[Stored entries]
_____

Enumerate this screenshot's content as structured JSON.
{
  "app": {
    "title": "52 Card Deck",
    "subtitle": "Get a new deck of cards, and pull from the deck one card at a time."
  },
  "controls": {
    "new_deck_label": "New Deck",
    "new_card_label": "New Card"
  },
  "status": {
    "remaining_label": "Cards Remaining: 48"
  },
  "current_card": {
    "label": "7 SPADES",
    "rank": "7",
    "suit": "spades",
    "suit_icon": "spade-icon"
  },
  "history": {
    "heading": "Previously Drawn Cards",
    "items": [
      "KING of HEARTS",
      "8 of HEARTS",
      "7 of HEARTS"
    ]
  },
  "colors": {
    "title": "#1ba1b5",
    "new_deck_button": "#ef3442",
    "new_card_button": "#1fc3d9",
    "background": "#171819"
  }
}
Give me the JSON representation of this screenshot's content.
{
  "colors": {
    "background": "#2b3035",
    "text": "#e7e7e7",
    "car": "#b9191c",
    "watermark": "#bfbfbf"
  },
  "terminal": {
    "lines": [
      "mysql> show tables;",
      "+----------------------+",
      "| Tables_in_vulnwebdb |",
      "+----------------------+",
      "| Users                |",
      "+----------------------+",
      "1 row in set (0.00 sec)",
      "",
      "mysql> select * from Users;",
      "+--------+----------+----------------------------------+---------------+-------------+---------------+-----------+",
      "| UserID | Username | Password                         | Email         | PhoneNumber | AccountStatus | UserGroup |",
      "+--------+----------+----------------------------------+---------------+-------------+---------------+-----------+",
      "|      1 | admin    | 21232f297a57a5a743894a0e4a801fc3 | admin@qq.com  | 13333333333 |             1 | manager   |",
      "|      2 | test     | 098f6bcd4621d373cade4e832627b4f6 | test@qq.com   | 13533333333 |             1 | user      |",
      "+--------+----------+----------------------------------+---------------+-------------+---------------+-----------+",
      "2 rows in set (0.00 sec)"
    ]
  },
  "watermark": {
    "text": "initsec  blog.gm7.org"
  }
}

_____

:: Exercise prompt ::
Check each line of the material above for "HEARTS" and say how many lines contain it, giving the number alone.

:: Completed task ::
3